-- PROVIDED INFORMATION start --

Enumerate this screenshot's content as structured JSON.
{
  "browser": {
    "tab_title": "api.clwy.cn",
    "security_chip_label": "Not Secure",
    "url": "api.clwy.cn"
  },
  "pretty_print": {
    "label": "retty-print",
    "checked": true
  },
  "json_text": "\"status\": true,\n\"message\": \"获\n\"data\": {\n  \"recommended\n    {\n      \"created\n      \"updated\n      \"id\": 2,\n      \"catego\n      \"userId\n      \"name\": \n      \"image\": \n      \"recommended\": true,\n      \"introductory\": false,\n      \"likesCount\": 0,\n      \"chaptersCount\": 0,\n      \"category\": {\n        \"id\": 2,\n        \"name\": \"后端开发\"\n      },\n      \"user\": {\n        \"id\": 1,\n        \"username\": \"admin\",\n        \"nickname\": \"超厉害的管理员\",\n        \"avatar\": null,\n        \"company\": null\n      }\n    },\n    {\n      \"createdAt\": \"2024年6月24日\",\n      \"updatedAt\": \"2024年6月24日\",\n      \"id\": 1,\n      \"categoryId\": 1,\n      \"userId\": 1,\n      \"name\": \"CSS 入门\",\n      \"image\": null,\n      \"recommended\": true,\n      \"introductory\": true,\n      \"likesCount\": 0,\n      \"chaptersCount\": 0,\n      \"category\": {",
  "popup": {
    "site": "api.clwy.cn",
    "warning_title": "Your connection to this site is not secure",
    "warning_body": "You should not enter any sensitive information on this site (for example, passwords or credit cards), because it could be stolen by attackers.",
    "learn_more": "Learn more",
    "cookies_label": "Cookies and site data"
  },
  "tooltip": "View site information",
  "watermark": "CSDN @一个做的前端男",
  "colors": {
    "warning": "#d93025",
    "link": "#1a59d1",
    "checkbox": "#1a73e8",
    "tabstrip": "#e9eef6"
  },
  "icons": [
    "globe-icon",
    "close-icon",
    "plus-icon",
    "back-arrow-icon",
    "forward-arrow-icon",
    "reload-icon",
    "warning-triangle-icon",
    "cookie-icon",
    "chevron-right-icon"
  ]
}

-- PROVIDED INFORMATION end --
-- PROVIDED INFORMATION start --

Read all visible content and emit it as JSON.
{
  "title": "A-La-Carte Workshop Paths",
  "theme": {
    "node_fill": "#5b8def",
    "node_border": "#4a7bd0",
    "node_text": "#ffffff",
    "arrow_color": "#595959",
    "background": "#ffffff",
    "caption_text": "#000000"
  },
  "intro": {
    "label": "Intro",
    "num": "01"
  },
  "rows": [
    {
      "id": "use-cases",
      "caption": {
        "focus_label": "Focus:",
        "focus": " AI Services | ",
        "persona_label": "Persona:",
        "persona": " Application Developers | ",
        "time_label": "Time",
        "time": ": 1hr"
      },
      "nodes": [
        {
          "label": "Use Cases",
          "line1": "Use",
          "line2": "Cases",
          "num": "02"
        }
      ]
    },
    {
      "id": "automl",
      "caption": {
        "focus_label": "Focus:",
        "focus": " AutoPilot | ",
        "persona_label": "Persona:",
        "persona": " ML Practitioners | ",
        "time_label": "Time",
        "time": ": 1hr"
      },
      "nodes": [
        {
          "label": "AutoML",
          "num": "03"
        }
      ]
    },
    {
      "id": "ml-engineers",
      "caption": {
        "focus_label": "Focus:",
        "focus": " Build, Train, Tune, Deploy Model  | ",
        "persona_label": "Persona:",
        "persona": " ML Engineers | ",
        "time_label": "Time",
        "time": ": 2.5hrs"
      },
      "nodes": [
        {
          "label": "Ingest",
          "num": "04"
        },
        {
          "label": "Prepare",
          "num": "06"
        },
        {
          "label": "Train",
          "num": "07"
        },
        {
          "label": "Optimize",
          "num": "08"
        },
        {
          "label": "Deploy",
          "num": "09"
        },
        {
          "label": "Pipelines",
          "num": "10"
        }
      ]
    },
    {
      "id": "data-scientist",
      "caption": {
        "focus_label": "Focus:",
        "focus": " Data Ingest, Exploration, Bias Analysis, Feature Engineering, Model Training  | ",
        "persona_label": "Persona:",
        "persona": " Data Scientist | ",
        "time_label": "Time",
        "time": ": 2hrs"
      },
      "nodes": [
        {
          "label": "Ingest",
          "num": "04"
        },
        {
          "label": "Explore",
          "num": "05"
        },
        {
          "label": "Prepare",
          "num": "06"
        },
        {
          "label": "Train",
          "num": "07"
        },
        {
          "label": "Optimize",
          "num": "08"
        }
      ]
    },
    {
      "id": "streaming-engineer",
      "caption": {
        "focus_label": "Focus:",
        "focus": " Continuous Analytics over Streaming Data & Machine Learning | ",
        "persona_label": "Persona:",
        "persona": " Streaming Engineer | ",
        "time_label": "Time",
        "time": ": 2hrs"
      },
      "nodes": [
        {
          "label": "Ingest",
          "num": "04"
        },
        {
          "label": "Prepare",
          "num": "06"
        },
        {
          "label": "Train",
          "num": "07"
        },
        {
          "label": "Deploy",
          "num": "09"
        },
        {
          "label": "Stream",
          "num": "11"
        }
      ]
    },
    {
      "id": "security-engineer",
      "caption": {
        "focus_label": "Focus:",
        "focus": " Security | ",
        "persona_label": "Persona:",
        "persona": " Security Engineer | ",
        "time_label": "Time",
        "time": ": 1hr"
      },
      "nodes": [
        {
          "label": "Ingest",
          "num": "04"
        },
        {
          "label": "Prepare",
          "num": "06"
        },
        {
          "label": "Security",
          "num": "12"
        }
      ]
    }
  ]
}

-- PROVIDED INFORMATION end --
-- PROVIDED INFORMATION start --

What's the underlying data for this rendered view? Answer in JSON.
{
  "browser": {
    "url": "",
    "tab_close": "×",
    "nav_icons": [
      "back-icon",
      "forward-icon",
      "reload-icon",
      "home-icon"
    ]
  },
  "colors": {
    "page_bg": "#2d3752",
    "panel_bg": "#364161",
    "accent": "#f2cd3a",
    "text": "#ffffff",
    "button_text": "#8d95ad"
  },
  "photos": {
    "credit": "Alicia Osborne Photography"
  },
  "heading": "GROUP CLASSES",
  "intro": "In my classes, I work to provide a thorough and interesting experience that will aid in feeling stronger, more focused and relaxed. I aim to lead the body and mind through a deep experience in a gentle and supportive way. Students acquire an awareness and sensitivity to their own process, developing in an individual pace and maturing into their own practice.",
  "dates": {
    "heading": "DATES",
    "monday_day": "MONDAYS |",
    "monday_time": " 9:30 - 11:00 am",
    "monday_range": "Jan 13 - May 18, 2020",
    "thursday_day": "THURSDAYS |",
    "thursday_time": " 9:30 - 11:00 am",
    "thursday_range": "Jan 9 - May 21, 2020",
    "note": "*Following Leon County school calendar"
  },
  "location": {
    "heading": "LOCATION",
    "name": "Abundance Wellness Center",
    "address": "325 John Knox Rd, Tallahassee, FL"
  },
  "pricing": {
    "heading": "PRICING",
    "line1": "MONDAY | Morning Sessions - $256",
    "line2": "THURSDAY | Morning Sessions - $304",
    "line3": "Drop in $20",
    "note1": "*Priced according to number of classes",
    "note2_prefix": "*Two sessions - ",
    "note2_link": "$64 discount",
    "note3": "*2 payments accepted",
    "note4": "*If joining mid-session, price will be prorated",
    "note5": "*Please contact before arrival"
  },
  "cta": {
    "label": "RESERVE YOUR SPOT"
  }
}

-- PROVIDED INFORMATION end --

Check every line for "heading" and show the ones that have it.

TASK RESPONSE:
  "heading": "GROUP CLASSES",
    "heading": "DATES",
    "heading": "LOCATION",
    "heading": "PRICING",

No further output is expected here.